» **To do**: Make an exact copy of the entries below.

» **Provided records**:
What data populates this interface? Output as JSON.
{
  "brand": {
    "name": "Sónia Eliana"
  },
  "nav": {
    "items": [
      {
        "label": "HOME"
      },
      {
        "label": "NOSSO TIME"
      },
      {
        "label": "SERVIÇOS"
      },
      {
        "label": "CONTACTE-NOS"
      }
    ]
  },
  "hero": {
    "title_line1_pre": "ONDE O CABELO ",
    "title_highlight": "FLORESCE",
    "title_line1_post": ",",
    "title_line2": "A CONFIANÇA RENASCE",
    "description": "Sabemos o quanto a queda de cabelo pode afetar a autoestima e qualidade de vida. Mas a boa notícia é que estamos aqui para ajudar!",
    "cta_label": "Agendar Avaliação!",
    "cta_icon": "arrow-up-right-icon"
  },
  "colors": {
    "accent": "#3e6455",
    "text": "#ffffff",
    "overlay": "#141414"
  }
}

» **Solution for this exercise**:
What data populates this interface? Output as JSON.
{
  "brand": {
    "name": "Sónia Eliana"
  },
  "nav": {
    "items": [
      {
        "label": "HOME"
      },
      {
        "label": "NOSSO TIME"
      },
      {
        "label": "SERVIÇOS"
      },
      {
        "label": "CONTACTE-NOS"
      }
    ]
  },
  "hero": {
    "title_line1_pre": "ONDE O CABELO ",
    "title_highlight": "FLORESCE",
    "title_line1_post": ",",
    "title_line2": "A CONFIANÇA RENASCE",
    "description": "Sabemos o quanto a queda de cabelo pode afetar a autoestima e qualidade de vida. Mas a boa notícia é que estamos aqui para ajudar!",
    "cta_label": "Agendar Avaliação!",
    "cta_icon": "arrow-up-right-icon"
  },
  "colors": {
    "accent": "#3e6455",
    "text": "#ffffff",
    "overlay": "#141414"
  }
}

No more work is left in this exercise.